Raw records:
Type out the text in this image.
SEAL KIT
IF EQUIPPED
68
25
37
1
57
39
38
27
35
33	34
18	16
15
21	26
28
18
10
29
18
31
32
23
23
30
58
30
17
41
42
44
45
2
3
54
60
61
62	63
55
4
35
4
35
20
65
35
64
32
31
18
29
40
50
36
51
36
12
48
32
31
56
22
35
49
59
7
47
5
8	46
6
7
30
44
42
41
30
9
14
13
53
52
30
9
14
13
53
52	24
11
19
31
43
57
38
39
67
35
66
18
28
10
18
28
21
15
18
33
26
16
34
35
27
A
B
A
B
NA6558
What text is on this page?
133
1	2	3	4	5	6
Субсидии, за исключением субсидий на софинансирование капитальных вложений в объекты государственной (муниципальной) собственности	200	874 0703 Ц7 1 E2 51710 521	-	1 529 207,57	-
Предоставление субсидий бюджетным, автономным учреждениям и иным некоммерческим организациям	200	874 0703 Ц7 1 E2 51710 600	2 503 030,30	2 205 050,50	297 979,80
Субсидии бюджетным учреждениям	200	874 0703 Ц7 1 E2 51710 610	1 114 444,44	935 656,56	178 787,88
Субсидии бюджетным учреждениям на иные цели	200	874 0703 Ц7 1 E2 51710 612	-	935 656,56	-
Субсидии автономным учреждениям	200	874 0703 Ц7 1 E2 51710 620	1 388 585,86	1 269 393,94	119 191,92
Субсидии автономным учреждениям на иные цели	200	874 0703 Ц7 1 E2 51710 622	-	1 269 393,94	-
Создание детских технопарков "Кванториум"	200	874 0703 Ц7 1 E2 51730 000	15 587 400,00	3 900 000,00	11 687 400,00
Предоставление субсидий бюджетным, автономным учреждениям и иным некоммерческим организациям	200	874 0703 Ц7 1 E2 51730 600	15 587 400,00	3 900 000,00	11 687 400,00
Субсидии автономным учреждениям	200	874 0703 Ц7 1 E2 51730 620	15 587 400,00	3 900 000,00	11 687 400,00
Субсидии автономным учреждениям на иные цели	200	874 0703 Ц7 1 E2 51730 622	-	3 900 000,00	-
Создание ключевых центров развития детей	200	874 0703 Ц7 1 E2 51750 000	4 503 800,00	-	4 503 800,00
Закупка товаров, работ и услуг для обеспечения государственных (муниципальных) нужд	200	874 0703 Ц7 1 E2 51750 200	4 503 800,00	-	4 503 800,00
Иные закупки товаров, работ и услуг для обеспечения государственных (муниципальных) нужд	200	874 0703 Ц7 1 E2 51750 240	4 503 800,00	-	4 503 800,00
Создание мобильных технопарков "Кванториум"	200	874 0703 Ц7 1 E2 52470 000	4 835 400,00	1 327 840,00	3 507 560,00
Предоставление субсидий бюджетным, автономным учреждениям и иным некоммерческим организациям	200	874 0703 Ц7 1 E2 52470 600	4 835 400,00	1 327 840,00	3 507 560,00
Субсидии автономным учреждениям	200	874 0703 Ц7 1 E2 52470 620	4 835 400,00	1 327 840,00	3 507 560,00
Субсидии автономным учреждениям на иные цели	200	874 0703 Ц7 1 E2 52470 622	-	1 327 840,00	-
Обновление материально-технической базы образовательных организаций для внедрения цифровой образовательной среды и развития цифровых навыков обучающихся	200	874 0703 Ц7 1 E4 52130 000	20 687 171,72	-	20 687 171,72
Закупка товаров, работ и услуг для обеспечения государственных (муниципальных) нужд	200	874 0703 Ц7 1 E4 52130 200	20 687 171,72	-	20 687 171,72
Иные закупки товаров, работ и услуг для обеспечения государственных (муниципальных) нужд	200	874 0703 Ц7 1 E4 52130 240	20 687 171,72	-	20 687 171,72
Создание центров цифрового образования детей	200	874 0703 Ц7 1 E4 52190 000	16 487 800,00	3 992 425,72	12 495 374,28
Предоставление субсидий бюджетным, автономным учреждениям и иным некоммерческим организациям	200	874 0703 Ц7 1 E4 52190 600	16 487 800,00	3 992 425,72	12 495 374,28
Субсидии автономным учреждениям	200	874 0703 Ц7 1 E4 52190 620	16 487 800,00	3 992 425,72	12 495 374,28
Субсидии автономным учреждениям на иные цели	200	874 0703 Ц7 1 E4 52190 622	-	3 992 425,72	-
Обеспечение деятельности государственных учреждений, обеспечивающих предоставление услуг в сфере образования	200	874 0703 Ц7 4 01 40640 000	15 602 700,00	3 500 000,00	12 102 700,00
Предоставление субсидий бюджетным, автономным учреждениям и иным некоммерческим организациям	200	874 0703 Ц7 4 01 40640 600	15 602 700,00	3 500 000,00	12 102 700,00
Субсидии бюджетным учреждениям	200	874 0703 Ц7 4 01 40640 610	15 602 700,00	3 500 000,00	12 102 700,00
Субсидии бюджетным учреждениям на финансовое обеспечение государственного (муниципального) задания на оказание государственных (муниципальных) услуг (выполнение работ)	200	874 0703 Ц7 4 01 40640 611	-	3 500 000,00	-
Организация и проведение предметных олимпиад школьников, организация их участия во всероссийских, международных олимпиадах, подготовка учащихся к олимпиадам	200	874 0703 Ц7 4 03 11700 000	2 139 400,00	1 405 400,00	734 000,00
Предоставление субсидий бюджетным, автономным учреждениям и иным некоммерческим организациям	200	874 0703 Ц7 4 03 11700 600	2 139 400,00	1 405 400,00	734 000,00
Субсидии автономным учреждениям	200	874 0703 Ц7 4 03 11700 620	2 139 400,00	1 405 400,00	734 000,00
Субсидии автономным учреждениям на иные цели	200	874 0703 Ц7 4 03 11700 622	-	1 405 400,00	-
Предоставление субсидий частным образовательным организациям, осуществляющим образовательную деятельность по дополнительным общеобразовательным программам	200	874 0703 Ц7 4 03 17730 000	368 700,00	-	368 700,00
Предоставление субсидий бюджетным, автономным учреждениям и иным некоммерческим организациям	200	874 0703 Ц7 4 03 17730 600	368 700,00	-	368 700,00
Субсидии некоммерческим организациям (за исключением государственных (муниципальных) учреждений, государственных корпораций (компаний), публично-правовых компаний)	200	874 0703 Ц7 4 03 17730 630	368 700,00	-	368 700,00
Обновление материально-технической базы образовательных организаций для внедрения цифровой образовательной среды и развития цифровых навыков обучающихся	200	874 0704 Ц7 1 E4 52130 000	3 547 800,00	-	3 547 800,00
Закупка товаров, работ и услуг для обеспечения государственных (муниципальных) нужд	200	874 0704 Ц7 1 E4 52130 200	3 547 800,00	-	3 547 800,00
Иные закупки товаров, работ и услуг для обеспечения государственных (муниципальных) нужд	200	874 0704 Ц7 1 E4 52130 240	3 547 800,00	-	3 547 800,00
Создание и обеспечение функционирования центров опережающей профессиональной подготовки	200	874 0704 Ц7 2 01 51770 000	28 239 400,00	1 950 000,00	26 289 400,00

What you will do: Restate all of the entries above precisely.

Written answer:
Type out the text in this image.
SEAL KIT
IF EQUIPPED
68
25
37
1
57
39
38
27
35
33	34
18	16
15
21	26
28
18
10
29
18
31
32
23
23
30
58
30
17
41
42
44
45
2
3
54
60
61
62	63
55
4
35
4
35
20
65
35
64
32
31
18
29
40
50
36
51
36
12
48
32
31
56
22
35
49
59
7
47
5
8	46
6
7
30
44
42
41
30
9
14
13
53
52
30
9
14
13
53
52	24
11
19
31
43
57
38
39
67
35
66
18
28
10
18
28
21
15
18
33
26
16
34
35
27
A
B
A
B
NA6558
What text is on this page?
133
1	2	3	4	5	6
Субсидии, за исключением субсидий на софинансирование капитальных вложений в объекты государственной (муниципальной) собственности	200	874 0703 Ц7 1 E2 51710 521	-	1 529 207,57	-
Предоставление субсидий бюджетным, автономным учреждениям и иным некоммерческим организациям	200	874 0703 Ц7 1 E2 51710 600	2 503 030,30	2 205 050,50	297 979,80
Субсидии бюджетным учреждениям	200	874 0703 Ц7 1 E2 51710 610	1 114 444,44	935 656,56	178 787,88
Субсидии бюджетным учреждениям на иные цели	200	874 0703 Ц7 1 E2 51710 612	-	935 656,56	-
Субсидии автономным учреждениям	200	874 0703 Ц7 1 E2 51710 620	1 388 585,86	1 269 393,94	119 191,92
Субсидии автономным учреждениям на иные цели	200	874 0703 Ц7 1 E2 51710 622	-	1 269 393,94	-
Создание детских технопарков "Кванториум"	200	874 0703 Ц7 1 E2 51730 000	15 587 400,00	3 900 000,00	11 687 400,00
Предоставление субсидий бюджетным, автономным учреждениям и иным некоммерческим организациям	200	874 0703 Ц7 1 E2 51730 600	15 587 400,00	3 900 000,00	11 687 400,00
Субсидии автономным учреждениям	200	874 0703 Ц7 1 E2 51730 620	15 587 400,00	3 900 000,00	11 687 400,00
Субсидии автономным учреждениям на иные цели	200	874 0703 Ц7 1 E2 51730 622	-	3 900 000,00	-
Создание ключевых центров развития детей	200	874 0703 Ц7 1 E2 51750 000	4 503 800,00	-	4 503 800,00
Закупка товаров, работ и услуг для обеспечения государственных (муниципальных) нужд	200	874 0703 Ц7 1 E2 51750 200	4 503 800,00	-	4 503 800,00
Иные закупки товаров, работ и услуг для обеспечения государственных (муниципальных) нужд	200	874 0703 Ц7 1 E2 51750 240	4 503 800,00	-	4 503 800,00
Создание мобильных технопарков "Кванториум"	200	874 0703 Ц7 1 E2 52470 000	4 835 400,00	1 327 840,00	3 507 560,00
Предоставление субсидий бюджетным, автономным учреждениям и иным некоммерческим организациям	200	874 0703 Ц7 1 E2 52470 600	4 835 400,00	1 327 840,00	3 507 560,00
Субсидии автономным учреждениям	200	874 0703 Ц7 1 E2 52470 620	4 835 400,00	1 327 840,00	3 507 560,00
Субсидии автономным учреждениям на иные цели	200	874 0703 Ц7 1 E2 52470 622	-	1 327 840,00	-
Обновление материально-технической базы образовательных организаций для внедрения цифровой образовательной среды и развития цифровых навыков обучающихся	200	874 0703 Ц7 1 E4 52130 000	20 687 171,72	-	20 687 171,72
Закупка товаров, работ и услуг для обеспечения государственных (муниципальных) нужд	200	874 0703 Ц7 1 E4 52130 200	20 687 171,72	-	20 687 171,72
Иные закупки товаров, работ и услуг для обеспечения государственных (муниципальных) нужд	200	874 0703 Ц7 1 E4 52130 240	20 687 171,72	-	20 687 171,72
Создание центров цифрового образования детей	200	874 0703 Ц7 1 E4 52190 000	16 487 800,00	3 992 425,72	12 495 374,28
Предоставление субсидий бюджетным, автономным учреждениям и иным некоммерческим организациям	200	874 0703 Ц7 1 E4 52190 600	16 487 800,00	3 992 425,72	12 495 374,28
Субсидии автономным учреждениям	200	874 0703 Ц7 1 E4 52190 620	16 487 800,00	3 992 425,72	12 495 374,28
Субсидии автономным учреждениям на иные цели	200	874 0703 Ц7 1 E4 52190 622	-	3 992 425,72	-
Обеспечение деятельности государственных учреждений, обеспечивающих предоставление услуг в сфере образования	200	874 0703 Ц7 4 01 40640 000	15 602 700,00	3 500 000,00	12 102 700,00
Предоставление субсидий бюджетным, автономным учреждениям и иным некоммерческим организациям	200	874 0703 Ц7 4 01 40640 600	15 602 700,00	3 500 000,00	12 102 700,00
Субсидии бюджетным учреждениям	200	874 0703 Ц7 4 01 40640 610	15 602 700,00	3 500 000,00	12 102 700,00
Субсидии бюджетным учреждениям на финансовое обеспечение государственного (муниципального) задания на оказание государственных (муниципальных) услуг (выполнение работ)	200	874 0703 Ц7 4 01 40640 611	-	3 500 000,00	-
Организация и проведение предметных олимпиад школьников, организация их участия во всероссийских, международных олимпиадах, подготовка учащихся к олимпиадам	200	874 0703 Ц7 4 03 11700 000	2 139 400,00	1 405 400,00	734 000,00
Предоставление субсидий бюджетным, автономным учреждениям и иным некоммерческим организациям	200	874 0703 Ц7 4 03 11700 600	2 139 400,00	1 405 400,00	734 000,00
Субсидии автономным учреждениям	200	874 0703 Ц7 4 03 11700 620	2 139 400,00	1 405 400,00	734 000,00
Субсидии автономным учреждениям на иные цели	200	874 0703 Ц7 4 03 11700 622	-	1 405 400,00	-
Предоставление субсидий частным образовательным организациям, осуществляющим образовательную деятельность по дополнительным общеобразовательным программам	200	874 0703 Ц7 4 03 17730 000	368 700,00	-	368 700,00
Предоставление субсидий бюджетным, автономным учреждениям и иным некоммерческим организациям	200	874 0703 Ц7 4 03 17730 600	368 700,00	-	368 700,00
Субсидии некоммерческим организациям (за исключением государственных (муниципальных) учреждений, государственных корпораций (компаний), публично-правовых компаний)	200	874 0703 Ц7 4 03 17730 630	368 700,00	-	368 700,00
Обновление материально-технической базы образовательных организаций для внедрения цифровой образовательной среды и развития цифровых навыков обучающихся	200	874 0704 Ц7 1 E4 52130 000	3 547 800,00	-	3 547 800,00
Закупка товаров, работ и услуг для обеспечения государственных (муниципальных) нужд	200	874 0704 Ц7 1 E4 52130 200	3 547 800,00	-	3 547 800,00
Иные закупки товаров, работ и услуг для обеспечения государственных (муниципальных) нужд	200	874 0704 Ц7 1 E4 52130 240	3 547 800,00	-	3 547 800,00
Создание и обеспечение функционирования центров опережающей профессиональной подготовки	200	874 0704 Ц7 2 01 51770 000	28 239 400,00	1 950 000,00	26 289 400,00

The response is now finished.